Visual layout records
══════════

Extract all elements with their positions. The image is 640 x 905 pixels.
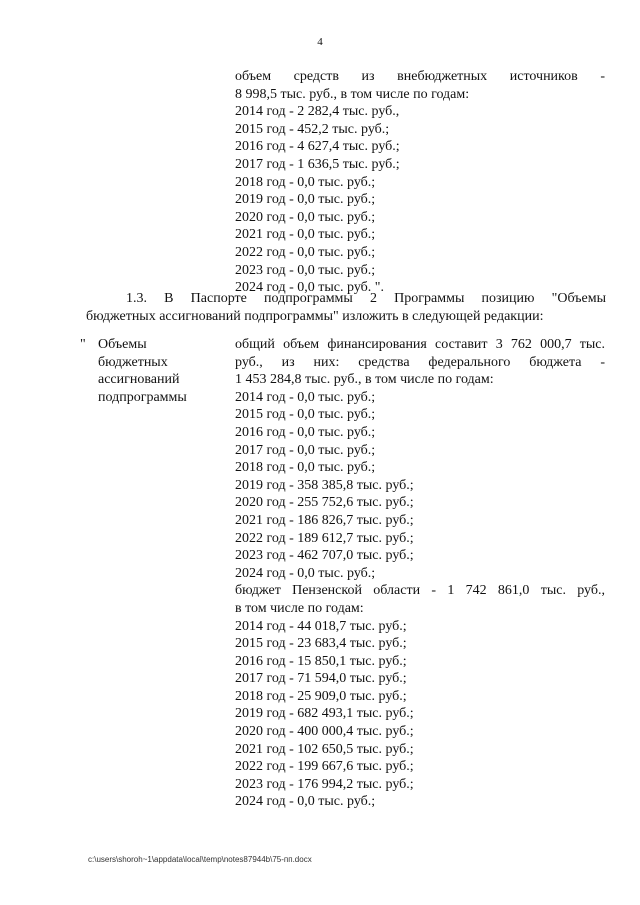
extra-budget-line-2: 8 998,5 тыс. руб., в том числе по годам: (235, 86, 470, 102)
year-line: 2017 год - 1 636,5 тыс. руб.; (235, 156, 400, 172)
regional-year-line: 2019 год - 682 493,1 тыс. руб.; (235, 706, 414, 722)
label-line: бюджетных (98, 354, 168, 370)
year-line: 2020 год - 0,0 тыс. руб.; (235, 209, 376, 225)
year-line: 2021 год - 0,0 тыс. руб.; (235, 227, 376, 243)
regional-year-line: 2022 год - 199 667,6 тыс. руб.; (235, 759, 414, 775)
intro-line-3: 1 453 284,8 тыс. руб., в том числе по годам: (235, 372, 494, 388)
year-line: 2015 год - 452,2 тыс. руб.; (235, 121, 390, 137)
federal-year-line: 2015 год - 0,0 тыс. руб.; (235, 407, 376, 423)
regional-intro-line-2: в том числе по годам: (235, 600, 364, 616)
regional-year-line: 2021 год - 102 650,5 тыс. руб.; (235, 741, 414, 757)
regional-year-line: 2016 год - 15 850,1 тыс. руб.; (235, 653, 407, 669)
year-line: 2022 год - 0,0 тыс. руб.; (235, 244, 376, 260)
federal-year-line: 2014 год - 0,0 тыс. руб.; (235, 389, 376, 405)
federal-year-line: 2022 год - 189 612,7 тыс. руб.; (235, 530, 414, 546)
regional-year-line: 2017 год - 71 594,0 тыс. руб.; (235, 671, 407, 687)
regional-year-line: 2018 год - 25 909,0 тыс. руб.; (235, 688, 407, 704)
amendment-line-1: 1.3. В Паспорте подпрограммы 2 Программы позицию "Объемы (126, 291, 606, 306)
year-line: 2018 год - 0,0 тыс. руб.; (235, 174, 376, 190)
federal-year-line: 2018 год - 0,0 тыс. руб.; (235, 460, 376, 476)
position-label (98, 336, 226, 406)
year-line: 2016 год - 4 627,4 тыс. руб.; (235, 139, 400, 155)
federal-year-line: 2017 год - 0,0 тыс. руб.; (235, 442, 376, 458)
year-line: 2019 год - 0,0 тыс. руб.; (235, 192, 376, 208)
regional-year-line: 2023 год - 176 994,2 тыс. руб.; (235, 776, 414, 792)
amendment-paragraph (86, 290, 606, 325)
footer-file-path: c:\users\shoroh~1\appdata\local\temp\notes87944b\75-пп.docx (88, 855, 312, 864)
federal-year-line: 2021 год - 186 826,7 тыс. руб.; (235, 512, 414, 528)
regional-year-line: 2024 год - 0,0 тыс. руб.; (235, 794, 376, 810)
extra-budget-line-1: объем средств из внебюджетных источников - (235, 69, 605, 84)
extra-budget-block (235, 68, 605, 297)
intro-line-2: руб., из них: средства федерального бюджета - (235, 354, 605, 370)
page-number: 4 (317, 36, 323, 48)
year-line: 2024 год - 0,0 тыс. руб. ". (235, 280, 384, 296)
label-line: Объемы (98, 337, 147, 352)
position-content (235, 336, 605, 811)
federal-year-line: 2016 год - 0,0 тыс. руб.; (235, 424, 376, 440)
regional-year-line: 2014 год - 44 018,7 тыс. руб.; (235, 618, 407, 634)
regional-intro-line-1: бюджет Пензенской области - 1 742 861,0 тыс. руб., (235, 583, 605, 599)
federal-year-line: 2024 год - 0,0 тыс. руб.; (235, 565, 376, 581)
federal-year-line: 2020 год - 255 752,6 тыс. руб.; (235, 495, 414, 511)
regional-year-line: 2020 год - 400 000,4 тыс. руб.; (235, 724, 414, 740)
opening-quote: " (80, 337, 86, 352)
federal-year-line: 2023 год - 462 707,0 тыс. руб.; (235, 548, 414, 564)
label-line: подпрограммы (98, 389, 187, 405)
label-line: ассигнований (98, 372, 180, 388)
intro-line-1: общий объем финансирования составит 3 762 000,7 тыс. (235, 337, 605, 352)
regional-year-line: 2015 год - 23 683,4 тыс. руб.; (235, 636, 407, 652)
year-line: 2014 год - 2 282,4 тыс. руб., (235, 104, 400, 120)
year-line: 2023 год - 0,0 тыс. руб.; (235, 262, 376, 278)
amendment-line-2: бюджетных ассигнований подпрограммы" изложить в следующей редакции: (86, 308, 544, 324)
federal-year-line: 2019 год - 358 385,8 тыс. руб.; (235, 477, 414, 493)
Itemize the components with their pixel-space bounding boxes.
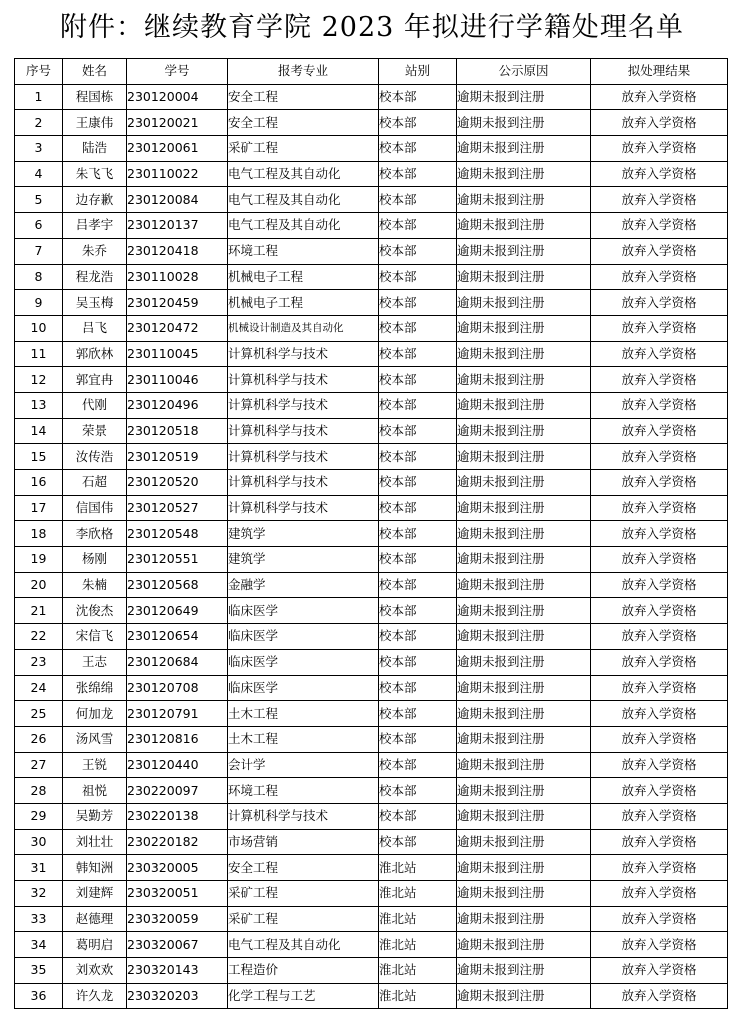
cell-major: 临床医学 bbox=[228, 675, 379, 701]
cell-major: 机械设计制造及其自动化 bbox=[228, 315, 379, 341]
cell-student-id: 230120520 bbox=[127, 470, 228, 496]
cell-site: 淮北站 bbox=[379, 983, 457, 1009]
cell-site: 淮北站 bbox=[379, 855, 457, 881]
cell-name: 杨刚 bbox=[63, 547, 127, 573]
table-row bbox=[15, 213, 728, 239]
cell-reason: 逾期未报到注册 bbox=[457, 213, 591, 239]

══════════

_Goal_
Reproduce all of the material, substituting "federal-budget-line" for every occurrence of "federal-year-line" and leaving everything else unchanged. Omit the pictures from your answer.

_Output of the task_
Extract all elements with their positions. The image is 640 x 905 pixels.
extra-budget-line-2: 8 998,5 тыс. руб., в том числе по годам: (235, 86, 470, 102)
year-line: 2017 год - 1 636,5 тыс. руб.; (235, 156, 400, 172)
regional-year-line: 2019 год - 682 493,1 тыс. руб.; (235, 706, 414, 722)
label-line: бюджетных (98, 354, 168, 370)
year-line: 2020 год - 0,0 тыс. руб.; (235, 209, 376, 225)
year-line: 2021 год - 0,0 тыс. руб.; (235, 227, 376, 243)
regional-year-line: 2022 год - 199 667,6 тыс. руб.; (235, 759, 414, 775)
intro-line-3: 1 453 284,8 тыс. руб., в том числе по годам: (235, 372, 494, 388)
year-line: 2015 год - 452,2 тыс. руб.; (235, 121, 390, 137)
federal-budget-line: 2015 год - 0,0 тыс. руб.; (235, 407, 376, 423)
regional-intro-line-2: в том числе по годам: (235, 600, 364, 616)
regional-year-line: 2021 год - 102 650,5 тыс. руб.; (235, 741, 414, 757)
regional-year-line: 2016 год - 15 850,1 тыс. руб.; (235, 653, 407, 669)
year-line: 2022 год - 0,0 тыс. руб.; (235, 244, 376, 260)
federal-budget-line: 2014 год - 0,0 тыс. руб.; (235, 389, 376, 405)
federal-budget-line: 2022 год - 189 612,7 тыс. руб.; (235, 530, 414, 546)
regional-year-line: 2017 год - 71 594,0 тыс. руб.; (235, 671, 407, 687)
regional-year-line: 2018 год - 25 909,0 тыс. руб.; (235, 688, 407, 704)
amendment-line-1: 1.3. В Паспорте подпрограммы 2 Программы позицию "Объемы (126, 291, 606, 306)
year-line: 2018 год - 0,0 тыс. руб.; (235, 174, 376, 190)
federal-budget-line: 2018 год - 0,0 тыс. руб.; (235, 460, 376, 476)
position-label (98, 336, 226, 406)
year-line: 2016 год - 4 627,4 тыс. руб.; (235, 139, 400, 155)
federal-budget-line: 2017 год - 0,0 тыс. руб.; (235, 442, 376, 458)
year-line: 2019 год - 0,0 тыс. руб.; (235, 192, 376, 208)
regional-year-line: 2023 год - 176 994,2 тыс. руб.; (235, 776, 414, 792)
amendment-paragraph (86, 290, 606, 325)
footer-file-path: c:\users\shoroh~1\appdata\local\temp\notes87944b\75-пп.docx (88, 855, 312, 864)
federal-budget-line: 2021 год - 186 826,7 тыс. руб.; (235, 512, 414, 528)
regional-year-line: 2024 год - 0,0 тыс. руб.; (235, 794, 376, 810)
extra-budget-line-1: объем средств из внебюджетных источников - (235, 69, 605, 84)
extra-budget-block (235, 68, 605, 297)
intro-line-2: руб., из них: средства федерального бюджета - (235, 354, 605, 370)
page-number: 4 (317, 36, 323, 48)
year-line: 2024 год - 0,0 тыс. руб. ". (235, 280, 384, 296)
label-line: Объемы (98, 337, 147, 352)
position-content (235, 336, 605, 811)
federal-budget-line: 2016 год - 0,0 тыс. руб.; (235, 424, 376, 440)
regional-year-line: 2014 год - 44 018,7 тыс. руб.; (235, 618, 407, 634)
regional-intro-line-1: бюджет Пензенской области - 1 742 861,0 тыс. руб., (235, 583, 605, 599)
federal-budget-line: 2024 год - 0,0 тыс. руб.; (235, 565, 376, 581)
federal-budget-line: 2020 год - 255 752,6 тыс. руб.; (235, 495, 414, 511)
regional-year-line: 2020 год - 400 000,4 тыс. руб.; (235, 724, 414, 740)
opening-quote: " (80, 337, 86, 352)
federal-budget-line: 2023 год - 462 707,0 тыс. руб.; (235, 548, 414, 564)
label-line: подпрограммы (98, 389, 187, 405)
label-line: ассигнований (98, 372, 180, 388)
intro-line-1: общий объем финансирования составит 3 762 000,7 тыс. (235, 337, 605, 352)
regional-year-line: 2015 год - 23 683,4 тыс. руб.; (235, 636, 407, 652)
year-line: 2014 год - 2 282,4 тыс. руб., (235, 104, 400, 120)
year-line: 2023 год - 0,0 тыс. руб.; (235, 262, 376, 278)
amendment-line-2: бюджетных ассигнований подпрограммы" изложить в следующей редакции: (86, 308, 544, 324)
federal-budget-line: 2019 год - 358 385,8 тыс. руб.; (235, 477, 414, 493)
Itemize the components with their pixel-space bounding boxes.
cell-major: 临床医学 bbox=[228, 675, 379, 701]
cell-major: 机械设计制造及其自动化 bbox=[228, 315, 379, 341]
cell-student-id: 230120520 bbox=[127, 470, 228, 496]
cell-site: 淮北站 bbox=[379, 983, 457, 1009]
cell-site: 淮北站 bbox=[379, 855, 457, 881]
cell-name: 杨刚 bbox=[63, 547, 127, 573]
table-row bbox=[15, 213, 728, 239]
cell-reason: 逾期未报到注册 bbox=[457, 213, 591, 239]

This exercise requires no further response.